## JOB
Check every line below for the word "name" and copy each one that has it.

** start of THE DATA **

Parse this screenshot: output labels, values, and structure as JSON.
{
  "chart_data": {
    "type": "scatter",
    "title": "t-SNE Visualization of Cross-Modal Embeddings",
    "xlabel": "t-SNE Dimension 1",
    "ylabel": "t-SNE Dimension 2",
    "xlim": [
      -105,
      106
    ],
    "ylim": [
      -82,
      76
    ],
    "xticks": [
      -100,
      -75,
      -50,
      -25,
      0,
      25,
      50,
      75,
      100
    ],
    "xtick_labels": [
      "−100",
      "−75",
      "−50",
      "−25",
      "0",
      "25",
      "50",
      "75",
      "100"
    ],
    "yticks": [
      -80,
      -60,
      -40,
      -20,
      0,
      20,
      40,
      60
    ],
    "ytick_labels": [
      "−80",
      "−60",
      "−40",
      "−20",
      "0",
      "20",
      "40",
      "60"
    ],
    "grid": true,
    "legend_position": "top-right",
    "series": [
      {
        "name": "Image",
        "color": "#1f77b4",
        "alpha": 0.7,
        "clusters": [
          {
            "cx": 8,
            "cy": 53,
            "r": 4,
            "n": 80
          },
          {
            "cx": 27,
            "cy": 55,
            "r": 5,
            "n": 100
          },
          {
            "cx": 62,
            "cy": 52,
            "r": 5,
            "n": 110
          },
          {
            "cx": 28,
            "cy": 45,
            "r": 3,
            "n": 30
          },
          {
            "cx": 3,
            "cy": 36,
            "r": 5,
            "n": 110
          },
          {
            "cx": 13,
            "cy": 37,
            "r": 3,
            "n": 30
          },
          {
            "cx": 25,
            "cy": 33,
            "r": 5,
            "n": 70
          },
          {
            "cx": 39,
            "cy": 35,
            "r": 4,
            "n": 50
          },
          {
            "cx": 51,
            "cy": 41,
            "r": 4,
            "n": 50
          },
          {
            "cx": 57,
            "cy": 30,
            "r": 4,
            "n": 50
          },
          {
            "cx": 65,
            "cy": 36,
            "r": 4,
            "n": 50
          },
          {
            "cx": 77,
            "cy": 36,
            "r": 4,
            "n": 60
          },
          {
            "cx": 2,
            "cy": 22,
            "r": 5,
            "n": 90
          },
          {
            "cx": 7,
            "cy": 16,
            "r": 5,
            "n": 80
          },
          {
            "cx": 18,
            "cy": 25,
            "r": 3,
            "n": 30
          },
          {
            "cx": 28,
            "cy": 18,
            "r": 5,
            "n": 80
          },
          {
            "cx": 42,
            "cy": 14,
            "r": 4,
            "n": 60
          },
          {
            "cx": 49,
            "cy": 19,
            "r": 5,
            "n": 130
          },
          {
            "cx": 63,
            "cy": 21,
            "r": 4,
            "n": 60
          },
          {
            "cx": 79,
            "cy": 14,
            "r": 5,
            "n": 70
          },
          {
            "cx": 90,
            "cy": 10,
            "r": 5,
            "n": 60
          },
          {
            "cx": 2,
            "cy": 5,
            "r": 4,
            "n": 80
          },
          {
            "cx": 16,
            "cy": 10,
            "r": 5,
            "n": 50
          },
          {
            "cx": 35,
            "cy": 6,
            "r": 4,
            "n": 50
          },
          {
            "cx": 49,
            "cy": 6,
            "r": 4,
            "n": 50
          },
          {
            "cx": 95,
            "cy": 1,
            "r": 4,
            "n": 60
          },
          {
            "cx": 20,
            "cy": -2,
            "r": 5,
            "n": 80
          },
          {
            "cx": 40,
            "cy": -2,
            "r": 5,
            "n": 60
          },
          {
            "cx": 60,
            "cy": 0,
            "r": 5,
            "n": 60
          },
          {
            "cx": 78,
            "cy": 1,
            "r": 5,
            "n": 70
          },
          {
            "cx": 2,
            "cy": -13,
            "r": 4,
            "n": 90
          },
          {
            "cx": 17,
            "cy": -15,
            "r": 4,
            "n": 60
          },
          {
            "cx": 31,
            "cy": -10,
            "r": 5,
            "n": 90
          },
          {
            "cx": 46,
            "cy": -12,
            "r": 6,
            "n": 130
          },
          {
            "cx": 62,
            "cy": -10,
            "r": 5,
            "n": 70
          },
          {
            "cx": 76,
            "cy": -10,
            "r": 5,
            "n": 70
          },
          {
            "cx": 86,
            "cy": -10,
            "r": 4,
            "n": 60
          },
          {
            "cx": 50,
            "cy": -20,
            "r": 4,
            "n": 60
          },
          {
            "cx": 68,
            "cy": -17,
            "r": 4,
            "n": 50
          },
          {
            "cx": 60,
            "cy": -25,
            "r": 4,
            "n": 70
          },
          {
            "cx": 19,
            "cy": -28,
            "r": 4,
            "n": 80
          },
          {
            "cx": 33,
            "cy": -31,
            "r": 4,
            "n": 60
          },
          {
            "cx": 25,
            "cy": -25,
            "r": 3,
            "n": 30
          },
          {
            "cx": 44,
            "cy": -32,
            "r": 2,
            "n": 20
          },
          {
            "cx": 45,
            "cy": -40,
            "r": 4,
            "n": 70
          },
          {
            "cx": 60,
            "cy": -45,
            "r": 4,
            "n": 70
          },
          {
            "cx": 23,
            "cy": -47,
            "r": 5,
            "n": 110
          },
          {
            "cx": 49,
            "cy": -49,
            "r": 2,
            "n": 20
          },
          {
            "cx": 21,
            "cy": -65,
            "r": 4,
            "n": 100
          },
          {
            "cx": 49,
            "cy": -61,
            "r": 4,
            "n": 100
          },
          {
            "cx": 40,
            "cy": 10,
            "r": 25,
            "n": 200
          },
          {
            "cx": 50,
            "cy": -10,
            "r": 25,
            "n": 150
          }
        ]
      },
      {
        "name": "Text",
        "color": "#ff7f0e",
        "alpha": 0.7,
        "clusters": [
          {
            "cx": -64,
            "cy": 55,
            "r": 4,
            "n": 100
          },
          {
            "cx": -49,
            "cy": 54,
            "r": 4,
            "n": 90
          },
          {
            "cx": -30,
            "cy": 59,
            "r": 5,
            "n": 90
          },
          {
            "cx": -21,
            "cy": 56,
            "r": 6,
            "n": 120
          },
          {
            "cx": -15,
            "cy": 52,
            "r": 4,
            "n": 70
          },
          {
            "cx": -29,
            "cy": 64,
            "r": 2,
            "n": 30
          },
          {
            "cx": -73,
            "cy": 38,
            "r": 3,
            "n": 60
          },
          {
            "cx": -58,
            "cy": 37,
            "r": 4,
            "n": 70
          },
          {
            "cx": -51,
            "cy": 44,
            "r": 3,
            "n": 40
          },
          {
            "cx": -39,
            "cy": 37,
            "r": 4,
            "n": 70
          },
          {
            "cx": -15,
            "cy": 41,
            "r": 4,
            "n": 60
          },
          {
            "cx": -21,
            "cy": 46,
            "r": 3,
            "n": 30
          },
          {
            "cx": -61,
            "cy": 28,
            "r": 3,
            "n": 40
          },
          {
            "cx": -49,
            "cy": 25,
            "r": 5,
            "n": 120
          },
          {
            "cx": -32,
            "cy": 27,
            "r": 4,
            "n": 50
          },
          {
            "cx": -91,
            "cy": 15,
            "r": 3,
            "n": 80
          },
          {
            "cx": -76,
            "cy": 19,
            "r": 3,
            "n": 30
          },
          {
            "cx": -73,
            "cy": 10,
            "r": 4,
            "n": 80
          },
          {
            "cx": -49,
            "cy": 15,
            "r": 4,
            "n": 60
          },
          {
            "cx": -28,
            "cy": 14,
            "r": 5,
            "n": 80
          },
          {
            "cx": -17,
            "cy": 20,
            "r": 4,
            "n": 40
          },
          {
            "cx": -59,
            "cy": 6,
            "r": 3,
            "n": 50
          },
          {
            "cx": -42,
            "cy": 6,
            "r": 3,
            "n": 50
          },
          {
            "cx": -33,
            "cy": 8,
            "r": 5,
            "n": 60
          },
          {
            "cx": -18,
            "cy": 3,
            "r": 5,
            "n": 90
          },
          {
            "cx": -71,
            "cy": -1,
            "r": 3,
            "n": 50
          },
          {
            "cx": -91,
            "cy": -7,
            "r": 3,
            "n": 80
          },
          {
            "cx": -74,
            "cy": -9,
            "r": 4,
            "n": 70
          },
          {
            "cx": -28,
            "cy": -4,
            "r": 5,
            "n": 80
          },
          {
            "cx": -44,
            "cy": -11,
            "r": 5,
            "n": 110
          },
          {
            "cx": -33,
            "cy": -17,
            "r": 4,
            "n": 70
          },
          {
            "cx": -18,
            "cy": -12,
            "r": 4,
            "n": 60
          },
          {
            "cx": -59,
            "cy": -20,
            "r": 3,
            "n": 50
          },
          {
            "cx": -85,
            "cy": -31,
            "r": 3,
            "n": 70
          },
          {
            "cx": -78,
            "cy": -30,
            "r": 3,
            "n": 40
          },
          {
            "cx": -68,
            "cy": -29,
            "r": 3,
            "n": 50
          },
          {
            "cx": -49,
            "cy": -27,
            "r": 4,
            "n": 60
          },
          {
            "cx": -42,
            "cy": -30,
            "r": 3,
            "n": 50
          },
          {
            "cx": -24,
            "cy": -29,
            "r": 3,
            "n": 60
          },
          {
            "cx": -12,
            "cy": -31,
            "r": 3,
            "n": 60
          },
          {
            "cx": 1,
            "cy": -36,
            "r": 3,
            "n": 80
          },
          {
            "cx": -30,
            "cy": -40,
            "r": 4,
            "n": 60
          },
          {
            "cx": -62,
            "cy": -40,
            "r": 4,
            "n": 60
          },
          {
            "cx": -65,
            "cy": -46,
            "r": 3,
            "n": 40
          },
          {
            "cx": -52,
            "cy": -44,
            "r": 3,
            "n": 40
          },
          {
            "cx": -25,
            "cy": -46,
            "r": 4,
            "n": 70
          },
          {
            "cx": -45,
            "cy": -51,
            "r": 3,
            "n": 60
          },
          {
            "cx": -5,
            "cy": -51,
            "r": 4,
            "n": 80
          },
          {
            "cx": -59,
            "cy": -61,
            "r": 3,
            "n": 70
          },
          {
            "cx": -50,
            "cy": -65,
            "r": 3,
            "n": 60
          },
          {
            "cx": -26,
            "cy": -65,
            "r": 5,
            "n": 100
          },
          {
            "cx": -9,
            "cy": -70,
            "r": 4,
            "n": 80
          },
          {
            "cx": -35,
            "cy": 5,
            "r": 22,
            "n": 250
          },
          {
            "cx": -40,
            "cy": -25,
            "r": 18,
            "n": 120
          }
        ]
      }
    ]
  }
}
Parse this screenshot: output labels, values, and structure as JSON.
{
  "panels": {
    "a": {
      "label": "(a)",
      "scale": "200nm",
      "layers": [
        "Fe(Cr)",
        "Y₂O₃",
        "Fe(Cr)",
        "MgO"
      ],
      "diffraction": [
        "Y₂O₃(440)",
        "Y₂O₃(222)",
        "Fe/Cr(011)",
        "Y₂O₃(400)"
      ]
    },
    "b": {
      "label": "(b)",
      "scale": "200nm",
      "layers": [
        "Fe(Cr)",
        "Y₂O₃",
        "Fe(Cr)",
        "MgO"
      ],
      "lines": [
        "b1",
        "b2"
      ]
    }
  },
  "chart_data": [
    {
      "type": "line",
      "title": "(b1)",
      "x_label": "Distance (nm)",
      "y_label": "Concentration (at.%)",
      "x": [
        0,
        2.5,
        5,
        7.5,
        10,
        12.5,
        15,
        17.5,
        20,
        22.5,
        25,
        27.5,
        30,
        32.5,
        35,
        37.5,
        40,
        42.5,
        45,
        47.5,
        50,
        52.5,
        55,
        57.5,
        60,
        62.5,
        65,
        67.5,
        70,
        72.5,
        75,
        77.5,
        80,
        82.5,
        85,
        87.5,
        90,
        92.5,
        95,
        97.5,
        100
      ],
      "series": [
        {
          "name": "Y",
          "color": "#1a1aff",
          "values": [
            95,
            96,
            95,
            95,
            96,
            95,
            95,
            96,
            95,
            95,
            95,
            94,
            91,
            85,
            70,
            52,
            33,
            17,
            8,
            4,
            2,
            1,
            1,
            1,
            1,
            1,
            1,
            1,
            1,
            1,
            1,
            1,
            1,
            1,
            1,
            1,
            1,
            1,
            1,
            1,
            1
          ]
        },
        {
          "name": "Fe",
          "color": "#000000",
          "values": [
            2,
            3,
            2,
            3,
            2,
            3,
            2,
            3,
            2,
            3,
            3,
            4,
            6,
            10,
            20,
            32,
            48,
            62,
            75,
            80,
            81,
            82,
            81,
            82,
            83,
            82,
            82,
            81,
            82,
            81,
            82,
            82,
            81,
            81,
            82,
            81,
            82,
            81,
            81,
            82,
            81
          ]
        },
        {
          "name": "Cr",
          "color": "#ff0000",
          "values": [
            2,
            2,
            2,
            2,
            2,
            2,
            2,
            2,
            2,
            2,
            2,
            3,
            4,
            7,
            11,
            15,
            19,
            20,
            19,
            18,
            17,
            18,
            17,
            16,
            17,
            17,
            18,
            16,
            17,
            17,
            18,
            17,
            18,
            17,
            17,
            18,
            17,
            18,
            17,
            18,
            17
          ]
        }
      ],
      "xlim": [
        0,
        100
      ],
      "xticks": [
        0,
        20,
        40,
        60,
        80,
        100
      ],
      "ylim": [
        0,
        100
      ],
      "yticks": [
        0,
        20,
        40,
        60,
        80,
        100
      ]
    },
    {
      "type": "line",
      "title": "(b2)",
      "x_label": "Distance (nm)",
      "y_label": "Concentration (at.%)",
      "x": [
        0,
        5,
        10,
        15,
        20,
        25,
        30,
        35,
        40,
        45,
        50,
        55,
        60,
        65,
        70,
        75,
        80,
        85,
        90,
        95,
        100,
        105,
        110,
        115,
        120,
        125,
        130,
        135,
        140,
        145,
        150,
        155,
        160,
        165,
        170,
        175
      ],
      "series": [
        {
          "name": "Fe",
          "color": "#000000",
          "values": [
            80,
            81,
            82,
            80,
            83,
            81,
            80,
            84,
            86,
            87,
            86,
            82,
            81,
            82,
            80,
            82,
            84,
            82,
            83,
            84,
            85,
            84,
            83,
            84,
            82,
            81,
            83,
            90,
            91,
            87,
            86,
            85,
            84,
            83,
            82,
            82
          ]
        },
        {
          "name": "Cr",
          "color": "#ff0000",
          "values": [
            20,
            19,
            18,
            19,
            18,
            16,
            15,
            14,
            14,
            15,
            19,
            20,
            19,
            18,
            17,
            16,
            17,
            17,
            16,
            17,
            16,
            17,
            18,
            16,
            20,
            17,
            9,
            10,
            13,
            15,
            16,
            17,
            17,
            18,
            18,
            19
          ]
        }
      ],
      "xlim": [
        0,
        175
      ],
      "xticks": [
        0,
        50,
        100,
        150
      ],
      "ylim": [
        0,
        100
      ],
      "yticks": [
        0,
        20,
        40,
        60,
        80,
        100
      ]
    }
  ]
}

** end of THE DATA **

## COMPLETE ANSWER
        "name": "Image",
        "name": "Text",
          "name": "Y",
          "name": "Fe",
          "name": "Cr",
          "name": "Fe",
          "name": "Cr",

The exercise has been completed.